Switch every "x-tick-label" in the records for "x-axis-label" and reproduce all the other lines unchanged, without the pictures.

== Raw records ==

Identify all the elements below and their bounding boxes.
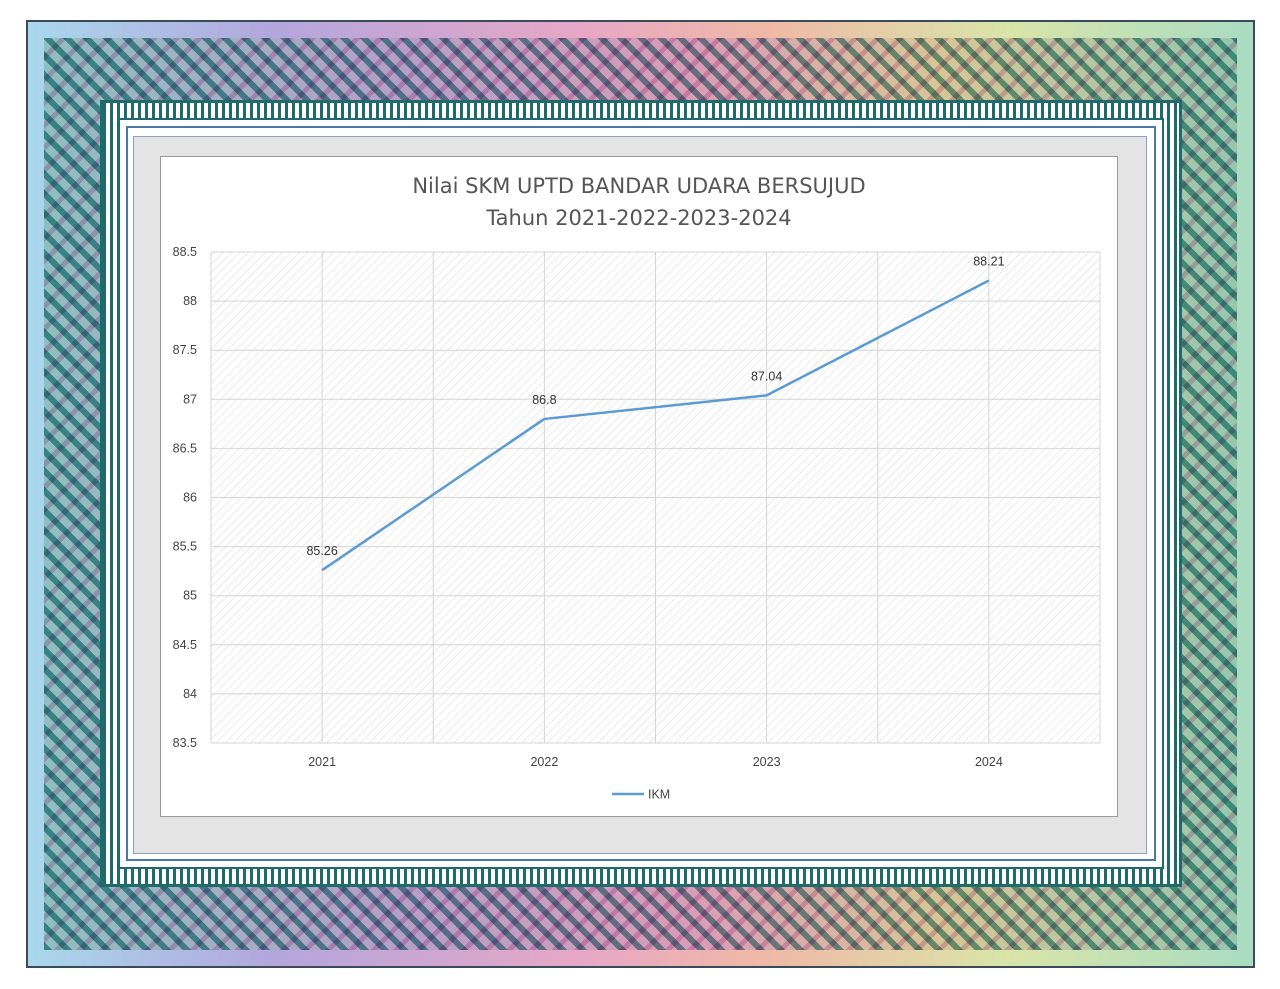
series-line-ikm	[321, 279, 990, 572]
data-label: 88.21	[973, 254, 1004, 268]
chart-subtitle: Tahun 2021-2022-2023-2024	[486, 206, 792, 230]
gridlines	[210, 251, 1101, 744]
x-tick-label: 2023	[753, 755, 781, 769]
y-tick-label: 85.5	[173, 540, 197, 554]
series-layer	[321, 279, 990, 572]
data-label: 85.26	[306, 544, 337, 558]
y-tick-label: 87	[183, 392, 197, 406]
y-tick-label: 83.5	[173, 736, 197, 750]
y-tick-label: 85	[183, 589, 197, 603]
x-tick-label: 2024	[975, 755, 1003, 769]
chart-title: Nilai SKM UPTD BANDAR UDARA BERSUJUD	[412, 174, 866, 198]
data-label: 86.8	[532, 393, 556, 407]
y-tick-label: 84.5	[173, 638, 197, 652]
y-tick-label: 84	[183, 687, 197, 701]
y-tick-label: 86	[183, 491, 197, 505]
y-tick-label: 87.5	[173, 343, 197, 357]
x-tick-label: 2022	[530, 755, 558, 769]
chart-title-block: Nilai SKM UPTD BANDAR UDARA BERSUJUD Tah…	[160, 170, 1118, 234]
data-label: 87.04	[751, 369, 782, 383]
legend: IKM	[612, 788, 670, 802]
y-tick-label: 88.5	[173, 245, 197, 259]
legend-label: IKM	[648, 788, 670, 802]
x-tick-label: 2021	[308, 755, 336, 769]
data-labels: 85.26 86.8 87.04 88.21	[306, 254, 1004, 558]
y-tick-label: 88	[183, 294, 197, 308]
y-tick-label: 86.5	[173, 441, 197, 455]
axis-labels: 83.5 84 84.5 85 85.5 86 86.5 87 87.5 88 88.5 2021 20…	[173, 245, 1003, 769]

===

### Problem solution:
Identify all the elements below and their bounding boxes.
series-line-ikm	[321, 279, 990, 572]
data-label: 88.21	[973, 254, 1004, 268]
chart-subtitle: Tahun 2021-2022-2023-2024	[486, 206, 792, 230]
gridlines	[210, 251, 1101, 744]
x-axis-label: 2023	[753, 755, 781, 769]
y-tick-label: 85.5	[173, 540, 197, 554]
series-layer	[321, 279, 990, 572]
data-label: 85.26	[306, 544, 337, 558]
y-tick-label: 87	[183, 392, 197, 406]
y-tick-label: 83.5	[173, 736, 197, 750]
y-tick-label: 85	[183, 589, 197, 603]
x-axis-label: 2024	[975, 755, 1003, 769]
chart-title: Nilai SKM UPTD BANDAR UDARA BERSUJUD	[412, 174, 866, 198]
data-label: 86.8	[532, 393, 556, 407]
y-tick-label: 84.5	[173, 638, 197, 652]
y-tick-label: 84	[183, 687, 197, 701]
y-tick-label: 86	[183, 491, 197, 505]
y-tick-label: 87.5	[173, 343, 197, 357]
x-axis-label: 2022	[530, 755, 558, 769]
chart-title-block: Nilai SKM UPTD BANDAR UDARA BERSUJUD Tah…	[160, 170, 1118, 234]
data-label: 87.04	[751, 369, 782, 383]
legend: IKM	[612, 788, 670, 802]
y-tick-label: 88.5	[173, 245, 197, 259]
legend-label: IKM	[648, 788, 670, 802]
x-axis-label: 2021	[308, 755, 336, 769]
data-labels: 85.26 86.8 87.04 88.21	[306, 254, 1004, 558]
y-tick-label: 88	[183, 294, 197, 308]
y-tick-label: 86.5	[173, 441, 197, 455]
axis-labels: 83.5 84 84.5 85 85.5 86 86.5 87 87.5 88 88.5 2021 20…	[173, 245, 1003, 769]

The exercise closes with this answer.